Duplicate the following rows word for word.
══ RAW DATA
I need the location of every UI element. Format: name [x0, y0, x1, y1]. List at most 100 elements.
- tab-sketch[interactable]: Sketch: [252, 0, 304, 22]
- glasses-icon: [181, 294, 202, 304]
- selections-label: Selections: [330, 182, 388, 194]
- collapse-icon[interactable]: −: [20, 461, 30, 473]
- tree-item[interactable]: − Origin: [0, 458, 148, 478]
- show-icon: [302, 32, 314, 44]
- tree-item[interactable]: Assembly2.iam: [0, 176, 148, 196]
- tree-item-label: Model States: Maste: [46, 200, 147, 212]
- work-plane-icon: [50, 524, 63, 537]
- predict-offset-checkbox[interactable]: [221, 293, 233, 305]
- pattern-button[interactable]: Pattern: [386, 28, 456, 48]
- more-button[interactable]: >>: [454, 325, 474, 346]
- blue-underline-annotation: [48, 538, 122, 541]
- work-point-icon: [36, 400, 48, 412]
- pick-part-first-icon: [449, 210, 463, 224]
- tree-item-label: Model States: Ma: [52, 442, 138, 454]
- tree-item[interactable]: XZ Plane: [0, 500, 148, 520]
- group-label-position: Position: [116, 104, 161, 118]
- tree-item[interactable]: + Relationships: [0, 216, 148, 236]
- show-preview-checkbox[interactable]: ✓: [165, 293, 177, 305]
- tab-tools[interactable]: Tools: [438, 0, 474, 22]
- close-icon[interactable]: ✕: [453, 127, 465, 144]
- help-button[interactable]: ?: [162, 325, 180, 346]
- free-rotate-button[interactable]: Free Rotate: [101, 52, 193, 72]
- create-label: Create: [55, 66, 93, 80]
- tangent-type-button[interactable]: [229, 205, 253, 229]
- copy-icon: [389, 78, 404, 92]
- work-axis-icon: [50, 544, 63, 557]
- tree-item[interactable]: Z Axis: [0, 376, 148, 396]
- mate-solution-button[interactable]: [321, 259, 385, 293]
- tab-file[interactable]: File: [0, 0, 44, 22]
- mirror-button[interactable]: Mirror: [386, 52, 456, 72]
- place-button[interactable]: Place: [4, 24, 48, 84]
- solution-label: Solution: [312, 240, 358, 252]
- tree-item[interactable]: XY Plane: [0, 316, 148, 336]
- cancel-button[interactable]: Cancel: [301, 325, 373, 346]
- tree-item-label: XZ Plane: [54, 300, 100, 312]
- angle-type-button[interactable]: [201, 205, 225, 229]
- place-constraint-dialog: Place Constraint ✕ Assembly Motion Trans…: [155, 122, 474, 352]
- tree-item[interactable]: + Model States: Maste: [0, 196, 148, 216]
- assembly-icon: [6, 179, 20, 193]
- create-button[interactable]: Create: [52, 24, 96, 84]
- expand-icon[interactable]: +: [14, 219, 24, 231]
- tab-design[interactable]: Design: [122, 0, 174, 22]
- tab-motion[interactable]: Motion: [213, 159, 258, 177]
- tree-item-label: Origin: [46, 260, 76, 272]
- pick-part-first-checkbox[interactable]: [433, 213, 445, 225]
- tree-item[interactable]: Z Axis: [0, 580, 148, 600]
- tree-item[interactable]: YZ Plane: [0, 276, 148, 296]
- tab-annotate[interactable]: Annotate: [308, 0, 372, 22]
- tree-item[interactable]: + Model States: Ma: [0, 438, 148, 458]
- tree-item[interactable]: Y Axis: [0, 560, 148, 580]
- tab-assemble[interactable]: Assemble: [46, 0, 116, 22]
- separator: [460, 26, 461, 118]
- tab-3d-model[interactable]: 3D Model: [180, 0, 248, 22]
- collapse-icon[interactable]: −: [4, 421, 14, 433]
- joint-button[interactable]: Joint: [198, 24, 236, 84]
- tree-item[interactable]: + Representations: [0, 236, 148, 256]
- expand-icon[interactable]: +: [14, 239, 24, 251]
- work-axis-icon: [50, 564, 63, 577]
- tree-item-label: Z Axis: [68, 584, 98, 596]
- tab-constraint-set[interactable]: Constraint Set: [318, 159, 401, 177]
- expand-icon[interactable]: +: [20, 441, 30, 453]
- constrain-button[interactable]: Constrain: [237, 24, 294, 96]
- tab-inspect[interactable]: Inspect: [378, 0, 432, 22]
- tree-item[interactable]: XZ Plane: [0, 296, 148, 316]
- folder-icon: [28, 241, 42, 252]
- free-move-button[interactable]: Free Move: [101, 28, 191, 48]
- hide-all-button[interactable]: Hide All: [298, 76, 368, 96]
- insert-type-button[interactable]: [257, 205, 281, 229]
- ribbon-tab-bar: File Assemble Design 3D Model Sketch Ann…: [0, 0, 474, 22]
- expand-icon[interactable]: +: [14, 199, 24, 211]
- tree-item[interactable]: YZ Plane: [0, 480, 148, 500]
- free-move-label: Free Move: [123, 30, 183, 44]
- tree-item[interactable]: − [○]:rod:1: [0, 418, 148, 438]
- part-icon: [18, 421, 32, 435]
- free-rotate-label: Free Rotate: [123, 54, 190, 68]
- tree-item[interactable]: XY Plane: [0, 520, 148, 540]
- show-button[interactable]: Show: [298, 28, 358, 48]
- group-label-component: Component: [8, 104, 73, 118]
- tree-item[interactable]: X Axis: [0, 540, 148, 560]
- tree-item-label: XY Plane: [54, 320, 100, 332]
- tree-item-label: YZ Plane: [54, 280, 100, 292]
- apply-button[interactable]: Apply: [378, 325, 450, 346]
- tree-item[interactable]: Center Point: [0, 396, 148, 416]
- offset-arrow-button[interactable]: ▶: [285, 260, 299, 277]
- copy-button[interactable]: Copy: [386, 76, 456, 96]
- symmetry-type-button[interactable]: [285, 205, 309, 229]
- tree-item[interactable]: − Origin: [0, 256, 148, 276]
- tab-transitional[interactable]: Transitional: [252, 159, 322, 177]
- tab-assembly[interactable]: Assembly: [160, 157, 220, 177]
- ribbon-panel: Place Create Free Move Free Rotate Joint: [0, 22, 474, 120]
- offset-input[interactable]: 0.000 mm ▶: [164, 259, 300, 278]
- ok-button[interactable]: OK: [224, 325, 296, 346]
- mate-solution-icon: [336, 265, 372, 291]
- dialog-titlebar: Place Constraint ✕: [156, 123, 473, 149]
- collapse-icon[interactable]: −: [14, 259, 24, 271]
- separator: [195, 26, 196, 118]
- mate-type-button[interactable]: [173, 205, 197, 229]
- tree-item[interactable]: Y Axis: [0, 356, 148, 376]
════
> _TASK OUTPUT_
I need the location of every UI element. Format: name [x0, y0, x1, y1]. List at most 100 elements.
- tab-sketch[interactable]: Sketch: [252, 0, 304, 22]
- glasses-icon: [181, 294, 202, 304]
- selections-label: Selections: [330, 182, 388, 194]
- collapse-icon[interactable]: −: [20, 461, 30, 473]
- tree-item[interactable]: − Origin: [0, 458, 148, 478]
- show-icon: [302, 32, 314, 44]
- tree-item[interactable]: Assembly2.iam: [0, 176, 148, 196]
- tree-item-label: Model States: Maste: [46, 200, 147, 212]
- work-plane-icon: [50, 524, 63, 537]
- predict-offset-checkbox[interactable]: [221, 293, 233, 305]
- pattern-button[interactable]: Pattern: [386, 28, 456, 48]
- more-button[interactable]: >>: [454, 325, 474, 346]
- blue-underline-annotation: [48, 538, 122, 541]
- work-point-icon: [36, 400, 48, 412]
- pick-part-first-icon: [449, 210, 463, 224]
- tree-item-label: Model States: Ma: [52, 442, 138, 454]
- tree-item[interactable]: XZ Plane: [0, 500, 148, 520]
- group-label-position: Position: [116, 104, 161, 118]
- tree-item[interactable]: + Relationships: [0, 216, 148, 236]
- show-preview-checkbox[interactable]: ✓: [165, 293, 177, 305]
- tab-tools[interactable]: Tools: [438, 0, 474, 22]
- close-icon[interactable]: ✕: [453, 127, 465, 144]
- help-button[interactable]: ?: [162, 325, 180, 346]
- free-rotate-button[interactable]: Free Rotate: [101, 52, 193, 72]
- create-label: Create: [55, 66, 93, 80]
- tangent-type-button[interactable]: [229, 205, 253, 229]
- copy-icon: [389, 78, 404, 92]
- work-axis-icon: [50, 544, 63, 557]
- tree-item[interactable]: Z Axis: [0, 376, 148, 396]
- mate-solution-button[interactable]: [321, 259, 385, 293]
- tab-file[interactable]: File: [0, 0, 44, 22]
- mirror-button[interactable]: Mirror: [386, 52, 456, 72]
- place-button[interactable]: Place: [4, 24, 48, 84]
- solution-label: Solution: [312, 240, 358, 252]
- tree-item[interactable]: XY Plane: [0, 316, 148, 336]
- cancel-button[interactable]: Cancel: [301, 325, 373, 346]
- tree-item-label: XZ Plane: [54, 300, 100, 312]
- angle-type-button[interactable]: [201, 205, 225, 229]
- place-constraint-dialog: Place Constraint ✕ Assembly Motion Trans…: [155, 122, 474, 352]
- tree-item[interactable]: + Model States: Maste: [0, 196, 148, 216]
- assembly-icon: [6, 179, 20, 193]
- create-button[interactable]: Create: [52, 24, 96, 84]
- expand-icon[interactable]: +: [14, 219, 24, 231]
- tab-design[interactable]: Design: [122, 0, 174, 22]
- tab-motion[interactable]: Motion: [213, 159, 258, 177]
- tree-item-label: Origin: [46, 260, 76, 272]
- pick-part-first-checkbox[interactable]: [433, 213, 445, 225]
- tree-item[interactable]: Z Axis: [0, 580, 148, 600]
- tree-item[interactable]: YZ Plane: [0, 276, 148, 296]
- tab-annotate[interactable]: Annotate: [308, 0, 372, 22]
- tree-item[interactable]: + Model States: Ma: [0, 438, 148, 458]
- tree-item[interactable]: Y Axis: [0, 560, 148, 580]
- tab-assemble[interactable]: Assemble: [46, 0, 116, 22]
- separator: [460, 26, 461, 118]
- tab-3d-model[interactable]: 3D Model: [180, 0, 248, 22]
- collapse-icon[interactable]: −: [4, 421, 14, 433]
- joint-button[interactable]: Joint: [198, 24, 236, 84]
- tree-item[interactable]: + Representations: [0, 236, 148, 256]
- expand-icon[interactable]: +: [14, 239, 24, 251]
- work-axis-icon: [50, 564, 63, 577]
- tree-item-label: Z Axis: [68, 584, 98, 596]
- tab-constraint-set[interactable]: Constraint Set: [318, 159, 401, 177]
- expand-icon[interactable]: +: [20, 441, 30, 453]
- constrain-button[interactable]: Constrain: [237, 24, 294, 96]
- tab-inspect[interactable]: Inspect: [378, 0, 432, 22]
- tree-item[interactable]: XZ Plane: [0, 296, 148, 316]
- folder-icon: [28, 241, 42, 252]
- free-move-button[interactable]: Free Move: [101, 28, 191, 48]
- hide-all-button[interactable]: Hide All: [298, 76, 368, 96]
- insert-type-button[interactable]: [257, 205, 281, 229]
- ribbon-tab-bar: File Assemble Design 3D Model Sketch Ann…: [0, 0, 474, 22]
- expand-icon[interactable]: +: [14, 199, 24, 211]
- tree-item[interactable]: YZ Plane: [0, 480, 148, 500]
- free-move-label: Free Move: [123, 30, 183, 44]
- tree-item[interactable]: − [○]:rod:1: [0, 418, 148, 438]
- part-icon: [18, 421, 32, 435]
- free-rotate-label: Free Rotate: [123, 54, 190, 68]
- tree-item[interactable]: XY Plane: [0, 520, 148, 540]
- show-button[interactable]: Show: [298, 28, 358, 48]
- group-label-component: Component: [8, 104, 73, 118]
- tree-item[interactable]: X Axis: [0, 540, 148, 560]
- tree-item-label: XY Plane: [54, 320, 100, 332]
- tree-item-label: YZ Plane: [54, 280, 100, 292]
- apply-button[interactable]: Apply: [378, 325, 450, 346]
- tree-item[interactable]: Center Point: [0, 396, 148, 416]
- offset-arrow-button[interactable]: ▶: [285, 260, 299, 277]
- copy-button[interactable]: Copy: [386, 76, 456, 96]
- symmetry-type-button[interactable]: [285, 205, 309, 229]
- tree-item[interactable]: − Origin: [0, 256, 148, 276]
- tab-transitional[interactable]: Transitional: [252, 159, 322, 177]
- tab-assembly[interactable]: Assembly: [160, 157, 220, 177]
- ribbon-panel: Place Create Free Move Free Rotate Joint: [0, 22, 474, 120]
- offset-input[interactable]: 0.000 mm ▶: [164, 259, 300, 278]
- ok-button[interactable]: OK: [224, 325, 296, 346]
- mate-solution-icon: [336, 265, 372, 291]
- dialog-titlebar: Place Constraint ✕: [156, 123, 473, 149]
- collapse-icon[interactable]: −: [14, 259, 24, 271]
- separator: [195, 26, 196, 118]
- mate-type-button[interactable]: [173, 205, 197, 229]
- tree-item[interactable]: Y Axis: [0, 356, 148, 376]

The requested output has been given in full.